▶ _Problem statement_: Copy every line of the listing that holds the string "暂行办法".

▶ _Material to process_:
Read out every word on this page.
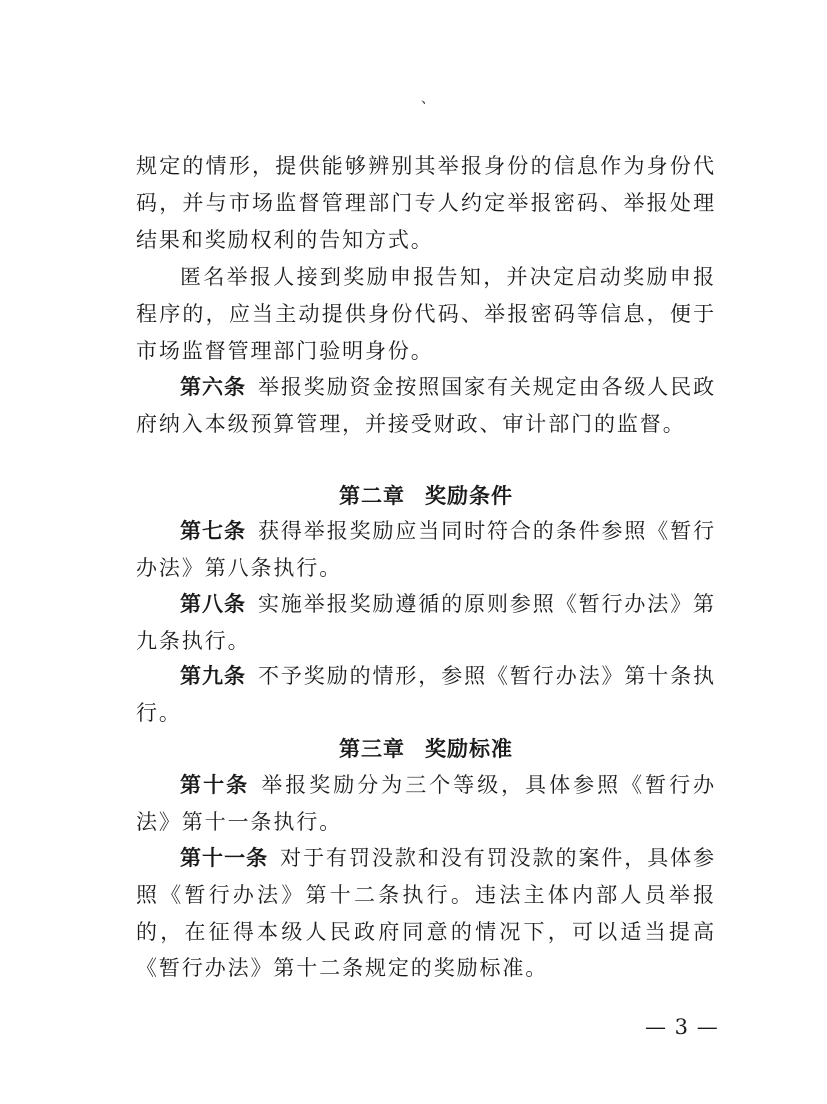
、

规定的情形，提供能够辨别其举报身份的信息作为身份代码，并与市场监督管理部门专人约定举报密码、举报处理结果和奖励权利的告知方式。

匿名举报人接到奖励申报告知，并决定启动奖励申报程序的，应当主动提供身份代码、举报密码等信息，便于市场监督管理部门验明身份。

第六条 举报奖励资金按照国家有关规定由各级人民政府纳入本级预算管理，并接受财政、审计部门的监督。

第二章 奖励条件

第七条 获得举报奖励应当同时符合的条件参照《暂行办法》第八条执行。

第八条 实施举报奖励遵循的原则参照《暂行办法》第九条执行。

第九条 不予奖励的情形，参照《暂行办法》第十条执行。

第三章 奖励标准

第十条 举报奖励分为三个等级，具体参照《暂行办法》第十一条执行。

第十一条 对于有罚没款和没有罚没款的案件，具体参照《暂行办法》第十二条执行。违法主体内部人员举报的，在征得本级人民政府同意的情况下，可以适当提高《暂行办法》第十二条规定的奖励标准。

— 3 —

▶ _Exercise answer_:
第七条 获得举报奖励应当同时符合的条件参照《暂行办法》第八条执行。
第八条 实施举报奖励遵循的原则参照《暂行办法》第九条执行。
第九条 不予奖励的情形，参照《暂行办法》第十条执行。
第十条 举报奖励分为三个等级，具体参照《暂行办法》第十一条执行。
第十一条 对于有罚没款和没有罚没款的案件，具体参照《暂行办法》第十二条执行。违法主体内部人员举报的，在征得本级人民政府同意的情况下，可以适当提高《暂行办法》第十二条规定的奖励标准。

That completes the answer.